Brief
Omit all pictures, then retype the data exactly as given.

----------------

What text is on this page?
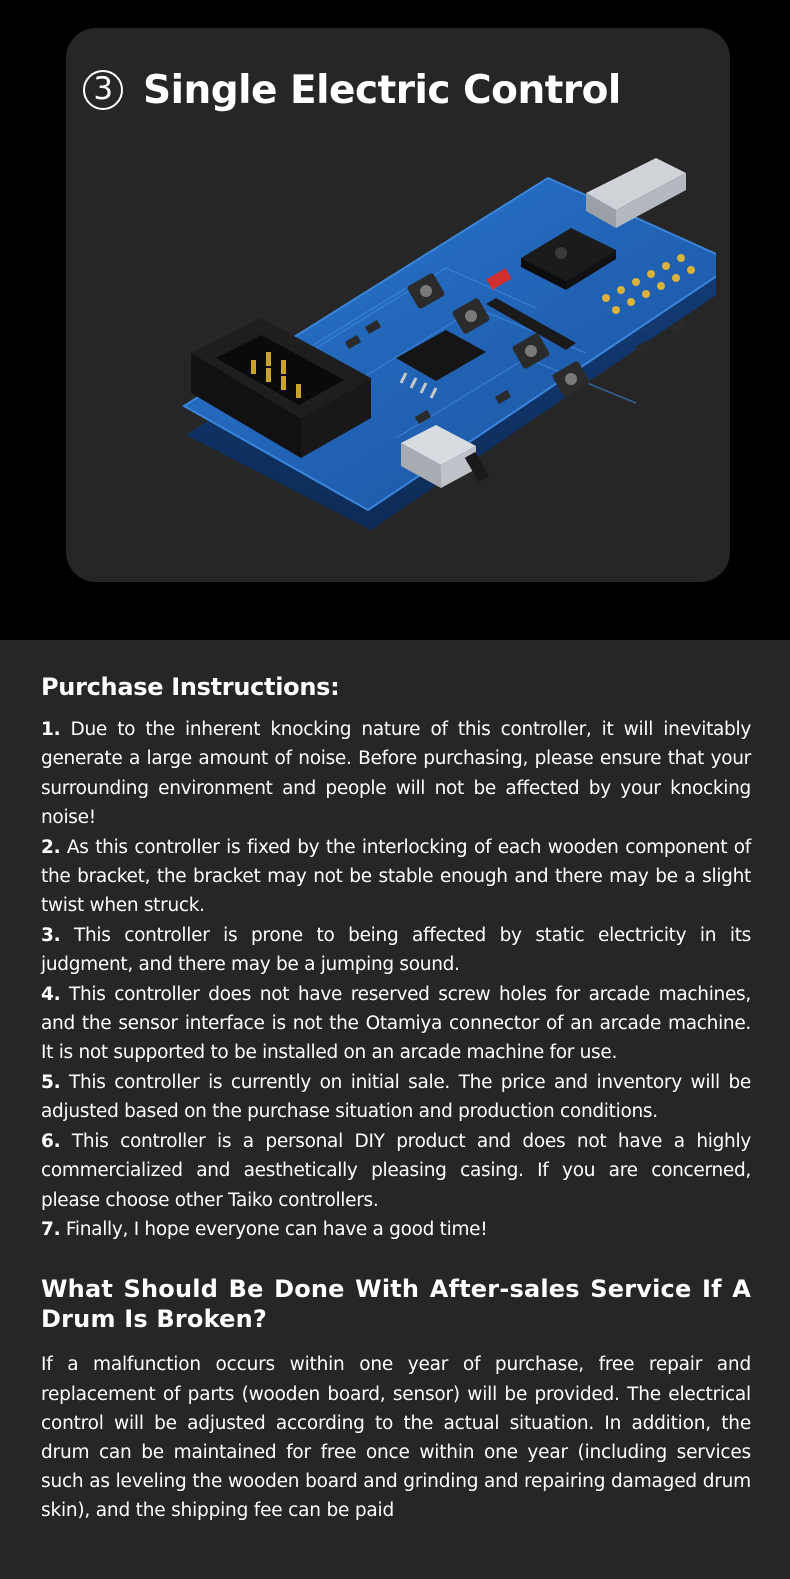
3 Single Electric Control
Purchase Instructions:
1. Due to the inherent knocking nature of this controller, it will inevitably generate a large amount of noise. Before purchasing, please ensure that your surrounding environment and people will not be affected by your knocking noise!
2. As this controller is fixed by the interlocking of each wooden component of the bracket, the bracket may not be stable enough and there may be a slight twist when struck.
3. This controller is prone to being affected by static electricity in its judgment, and there may be a jumping sound.
4. This controller does not have reserved screw holes for arcade machines, and the sensor interface is not the Otamiya connector of an arcade machine. It is not supported to be installed on an arcade machine for use.
5. This controller is currently on initial sale. The price and inventory will be adjusted based on the purchase situation and production conditions.
6. This controller is a personal DIY product and does not have a highly commercialized and aesthetically pleasing casing. If you are concerned, please choose other Taiko controllers.
7. Finally, I hope everyone can have a good time!
What Should Be Done With After-sales Service If A Drum Is Broken?
If a malfunction occurs within one year of purchase, free repair and replacement of parts (wooden board, sensor) will be provided. The electrical control will be adjusted according to the actual situation. In addition, the drum can be maintained for free once within one year (including services such as leveling the wooden board and grinding and repairing damaged drum skin), and the shipping fee can be paid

----------------

Solution for this task
What text is on this page?
3 Single Electric Control
Purchase Instructions:
1. Due to the inherent knocking nature of this controller, it will inevitably generate a large amount of noise. Before purchasing, please ensure that your surrounding environment and people will not be affected by your knocking noise!
2. As this controller is fixed by the interlocking of each wooden component of the bracket, the bracket may not be stable enough and there may be a slight twist when struck.
3. This controller is prone to being affected by static electricity in its judgment, and there may be a jumping sound.
4. This controller does not have reserved screw holes for arcade machines, and the sensor interface is not the Otamiya connector of an arcade machine. It is not supported to be installed on an arcade machine for use.
5. This controller is currently on initial sale. The price and inventory will be adjusted based on the purchase situation and production conditions.
6. This controller is a personal DIY product and does not have a highly commercialized and aesthetically pleasing casing. If you are concerned, please choose other Taiko controllers.
7. Finally, I hope everyone can have a good time!
What Should Be Done With After-sales Service If A Drum Is Broken?
If a malfunction occurs within one year of purchase, free repair and replacement of parts (wooden board, sensor) will be provided. The electrical control will be adjusted according to the actual situation. In addition, the drum can be maintained for free once within one year (including services such as leveling the wooden board and grinding and repairing damaged drum skin), and the shipping fee can be paid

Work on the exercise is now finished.